Lectura
Silvano 14
1En otra ocasión, Yahshua entró en Shabbat en casa de uno de los principales de los Prushim para comer pan; y ellos le observaban disimuladamente.
2Estaba delante de él un hombre con hidropesía.
3Entonces Yahshua tomó la Davar y les dijo a los maestros de la Torá y a los Prushim: ¿Está permitido sanar en Shabbat, o no?
4Pero ellos se quedaron callados. Entonces él lo tomó, lo sanó y lo despidió.
5Y les dijo a ellos: ¿Quién de ustedes, si su ben o su buey cae en un pozo, no lo sacará de inmediato en el día de Shabbat?
6Y no le podían contestar estas preguntas.
7Al observar cómo los invitados escogían los primeros asientos, les refirió una parábola, diciendo:
8Cuando alguien te invite a una fiesta de bodas, no te sientes en el primer lugar; no sea que él haya invitado a otro más distinguido que tú,
9y que venga el que los invitó a ti y al otro, y te diga: Déjale el lugar a éste, y entonces tengas, abochornado, que ocupar el último lugar.
10Más bien, cuando te inviten, ve y siéntate en el último lugar; para que cuando venga el que te invitó, diga: Amigo, sube más arriba. Entonces tendrás honra delante de los que se sientan contigo a la mesa.
11Porque a todo el que se ensalce lo humillarán, y al que se humilla lo ensalzarán.
12Y al que lo había invitado le dijo: Cuando ofrezcas una comida o una cena, no invites a tus amigos, ni a tus ajaim, ni a tus parientes, ni a tus vecinos ricos; no sea que ellos te vuelvan a invitar a ti, y quedes recompensado.
13Pero cuando ofrezcas un banquete, invita a los pobres, a los mancos, a los cojos y a los ciegos.
14Y serás feliz porque ellos no te pueden recompensar, pero quedarás recompensado en la resurrección de los justos.
15Al oír esto, uno de los que estaban sentados con él a la mesa le dijo: Feliz el que coma pan en el Maljut de Elohé
16Pero él le dijo: Un hombre hizo un gran banquete e invitó a muchos.
17A la hora del banquete envió a su siervo para decirles a los invitados: Vengan, porque ya está preparado.
18Pero todos por igual comenzaron a disculparse. El primero dijo: He comprado un campo y necesito ir a verlo; te ruego que me disculpes.

- **Datos proporcionados**:
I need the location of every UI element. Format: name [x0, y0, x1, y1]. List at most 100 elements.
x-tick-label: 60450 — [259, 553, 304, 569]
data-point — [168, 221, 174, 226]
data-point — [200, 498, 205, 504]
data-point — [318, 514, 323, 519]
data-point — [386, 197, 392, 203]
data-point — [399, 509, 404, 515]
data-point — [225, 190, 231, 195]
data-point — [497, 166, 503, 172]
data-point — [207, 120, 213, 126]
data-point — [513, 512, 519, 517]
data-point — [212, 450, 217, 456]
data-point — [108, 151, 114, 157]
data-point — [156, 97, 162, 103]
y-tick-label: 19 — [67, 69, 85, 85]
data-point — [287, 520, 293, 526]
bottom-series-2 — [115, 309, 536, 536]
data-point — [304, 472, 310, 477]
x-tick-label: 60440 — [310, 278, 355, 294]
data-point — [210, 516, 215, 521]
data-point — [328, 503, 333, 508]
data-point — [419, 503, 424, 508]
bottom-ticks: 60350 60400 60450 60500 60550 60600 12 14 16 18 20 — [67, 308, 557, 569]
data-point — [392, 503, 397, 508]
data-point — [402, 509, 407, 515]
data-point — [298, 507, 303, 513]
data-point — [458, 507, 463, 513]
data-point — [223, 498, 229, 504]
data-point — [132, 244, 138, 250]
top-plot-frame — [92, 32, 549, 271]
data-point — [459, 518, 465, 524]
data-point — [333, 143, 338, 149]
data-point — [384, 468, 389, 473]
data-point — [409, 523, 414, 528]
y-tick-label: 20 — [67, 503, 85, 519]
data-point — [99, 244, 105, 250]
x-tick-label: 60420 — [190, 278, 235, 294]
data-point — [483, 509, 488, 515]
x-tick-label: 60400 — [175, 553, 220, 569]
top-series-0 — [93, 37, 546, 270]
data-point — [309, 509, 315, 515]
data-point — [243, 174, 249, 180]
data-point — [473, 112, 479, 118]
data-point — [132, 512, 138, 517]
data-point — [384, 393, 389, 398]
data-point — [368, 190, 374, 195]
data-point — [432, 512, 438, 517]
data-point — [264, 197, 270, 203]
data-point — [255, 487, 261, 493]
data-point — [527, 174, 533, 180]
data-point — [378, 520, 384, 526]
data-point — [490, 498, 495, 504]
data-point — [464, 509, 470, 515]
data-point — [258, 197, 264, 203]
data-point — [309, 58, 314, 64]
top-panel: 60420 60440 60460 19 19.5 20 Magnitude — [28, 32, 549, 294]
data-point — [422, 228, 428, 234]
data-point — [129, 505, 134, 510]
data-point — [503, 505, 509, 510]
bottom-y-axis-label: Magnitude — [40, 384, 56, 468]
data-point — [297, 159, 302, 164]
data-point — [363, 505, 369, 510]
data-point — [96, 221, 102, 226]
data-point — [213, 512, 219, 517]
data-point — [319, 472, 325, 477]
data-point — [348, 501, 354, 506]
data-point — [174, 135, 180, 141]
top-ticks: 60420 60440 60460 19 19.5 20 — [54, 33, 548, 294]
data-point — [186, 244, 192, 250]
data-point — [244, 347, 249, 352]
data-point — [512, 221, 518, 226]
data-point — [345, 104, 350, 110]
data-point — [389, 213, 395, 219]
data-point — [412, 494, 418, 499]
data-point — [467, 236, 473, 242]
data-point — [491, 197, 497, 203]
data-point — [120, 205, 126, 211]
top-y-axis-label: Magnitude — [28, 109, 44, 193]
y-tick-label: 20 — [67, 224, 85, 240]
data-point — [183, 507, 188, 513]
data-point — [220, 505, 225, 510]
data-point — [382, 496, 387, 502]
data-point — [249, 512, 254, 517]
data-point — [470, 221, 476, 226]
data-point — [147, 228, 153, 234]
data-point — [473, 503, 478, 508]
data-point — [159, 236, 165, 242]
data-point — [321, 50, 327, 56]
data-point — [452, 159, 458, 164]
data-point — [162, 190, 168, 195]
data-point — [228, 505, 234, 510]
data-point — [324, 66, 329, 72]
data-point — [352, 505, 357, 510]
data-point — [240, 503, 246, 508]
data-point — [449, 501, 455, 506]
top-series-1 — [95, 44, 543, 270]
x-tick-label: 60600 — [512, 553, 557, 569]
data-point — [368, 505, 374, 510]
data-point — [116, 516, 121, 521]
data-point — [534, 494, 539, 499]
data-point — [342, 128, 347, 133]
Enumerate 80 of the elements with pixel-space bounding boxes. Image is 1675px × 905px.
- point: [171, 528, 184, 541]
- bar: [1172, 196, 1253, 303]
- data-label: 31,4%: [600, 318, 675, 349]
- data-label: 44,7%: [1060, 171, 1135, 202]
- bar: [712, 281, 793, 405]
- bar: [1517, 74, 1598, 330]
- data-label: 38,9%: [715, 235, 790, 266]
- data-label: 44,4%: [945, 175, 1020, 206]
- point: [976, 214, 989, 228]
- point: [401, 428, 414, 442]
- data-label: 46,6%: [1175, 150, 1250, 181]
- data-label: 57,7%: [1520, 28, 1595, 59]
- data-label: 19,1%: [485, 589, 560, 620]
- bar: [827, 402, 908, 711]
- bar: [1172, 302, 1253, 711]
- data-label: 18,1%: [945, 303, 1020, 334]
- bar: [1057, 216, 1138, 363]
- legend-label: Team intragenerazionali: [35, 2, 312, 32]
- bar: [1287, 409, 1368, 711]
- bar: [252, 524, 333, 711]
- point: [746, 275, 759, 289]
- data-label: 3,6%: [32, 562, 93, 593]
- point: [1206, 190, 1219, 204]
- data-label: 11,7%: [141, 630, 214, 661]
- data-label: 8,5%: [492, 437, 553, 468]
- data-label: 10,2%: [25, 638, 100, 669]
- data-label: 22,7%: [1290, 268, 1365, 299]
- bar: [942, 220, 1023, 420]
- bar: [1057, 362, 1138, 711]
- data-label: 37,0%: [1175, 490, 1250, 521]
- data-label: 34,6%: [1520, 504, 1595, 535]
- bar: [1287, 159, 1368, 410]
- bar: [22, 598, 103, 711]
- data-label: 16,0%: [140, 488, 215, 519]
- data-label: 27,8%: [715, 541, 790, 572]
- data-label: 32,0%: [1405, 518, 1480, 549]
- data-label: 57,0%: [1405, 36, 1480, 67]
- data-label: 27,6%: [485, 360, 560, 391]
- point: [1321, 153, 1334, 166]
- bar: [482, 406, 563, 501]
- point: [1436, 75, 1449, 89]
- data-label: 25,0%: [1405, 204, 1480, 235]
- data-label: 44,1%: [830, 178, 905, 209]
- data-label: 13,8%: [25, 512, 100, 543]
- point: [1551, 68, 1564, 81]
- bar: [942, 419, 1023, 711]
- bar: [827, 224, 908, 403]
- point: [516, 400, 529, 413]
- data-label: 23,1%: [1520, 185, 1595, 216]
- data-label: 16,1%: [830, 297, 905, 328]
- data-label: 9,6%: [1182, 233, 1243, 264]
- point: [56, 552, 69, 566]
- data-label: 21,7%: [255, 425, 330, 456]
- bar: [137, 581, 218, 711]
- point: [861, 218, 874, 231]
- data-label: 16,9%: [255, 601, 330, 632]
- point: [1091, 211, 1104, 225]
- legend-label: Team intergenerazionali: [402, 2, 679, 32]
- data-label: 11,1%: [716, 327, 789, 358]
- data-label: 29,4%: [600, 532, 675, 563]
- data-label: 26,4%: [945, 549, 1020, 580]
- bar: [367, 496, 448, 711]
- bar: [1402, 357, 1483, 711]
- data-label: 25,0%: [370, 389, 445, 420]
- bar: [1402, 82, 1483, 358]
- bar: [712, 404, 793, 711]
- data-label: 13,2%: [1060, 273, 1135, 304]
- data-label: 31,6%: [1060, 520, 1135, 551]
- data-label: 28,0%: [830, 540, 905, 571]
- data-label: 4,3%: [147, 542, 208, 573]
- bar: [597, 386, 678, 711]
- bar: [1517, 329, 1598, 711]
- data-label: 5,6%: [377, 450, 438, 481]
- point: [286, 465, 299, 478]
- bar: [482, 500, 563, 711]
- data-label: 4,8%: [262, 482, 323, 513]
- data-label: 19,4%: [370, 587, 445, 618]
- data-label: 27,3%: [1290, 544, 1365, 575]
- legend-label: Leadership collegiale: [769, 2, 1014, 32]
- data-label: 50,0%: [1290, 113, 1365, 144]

- **Compruebe su comprensión**:
a) Responda brevemente según el pasaje sobre Yahshua:
(i) ¿Qué enfermedad tenía el hombre que estaba delante de Yahshua?
(ii) En la parábola sobre la fiesta de bodas, ¿en qué lugar se aconseja sentarse al invitado?
(iii) ¿Qué dijo haber comprado el primero de los invitados que se disculpó?
b) Indique si cada afirmación concuerda con el pasaje sobre Yahshua y cite las palabras del pasaje que lo deciden:
(i) Los Prushim respondieron a la pregunta sobre si está permitido sanar en Shabbat.
(ii) Se recomienda invitar a un banquete a los pobres, a los mancos, a los cojos y a los ciegos.
(iii) El hombre que hizo el gran banquete envió a su hijo a llamar a los invitados.
c) Prosiga el pasaje sobre Yahshua a partir de su última frase.

- **Respuestas por número**:
a)
(i) Hidropesía.
(ii) En el último lugar.
(iii) Un campo.

b)
(i) No: «Pero ellos se quedaron callados.»
(ii) Sí: «invita a los pobres, a los mancos, a los cojos y a los ciegos.»
(iii) No: «envió a su siervo para decirles a los invitados».

c)
19Otro dijo: He comprado cinco yuntas de bueyes y voy a probarlos. Te ruego que me disculpes.
20Y otro dijo: Acabo de casarme y por eso no puedo ir.
21Cuando volvió el siervo, le hizo saber estas cosas a su amo. Entonces el dueño de casa se enfureció y le dijo a su siervo: Ve pronto a las plazas y a las calles de la ciudad y trae acá a los pobres, a los mancos, a los ciegos y a los cojos.
22Luego dijo el siervo: Amo, se ha hecho lo que usted mandó, y todavía queda lugar.
23El amo le dijo al siervo: Ve por los caminos y por los callejones, e insísteles hasta que entren para que se llene mi casa.
24Pues les digo que ninguna de aquellas personas que invité probará mi cena.
25Grandes multitudes iban con él, y él se volvió y les dijo:
26Si alguno viene a mí y no me ama más que a su abba, íma, mujer, benei, ajaim, ajayot y aun su propia vida, no puede ser mi talmid.
27Y el que no carga con su madero y viene en pos de mí, no puede ser mi talmid.
28Porque ¿Quién de ustedes, si quiere edificar una torre, no se sienta primero y calcula los gastos, a ver si tiene con qué acabarla?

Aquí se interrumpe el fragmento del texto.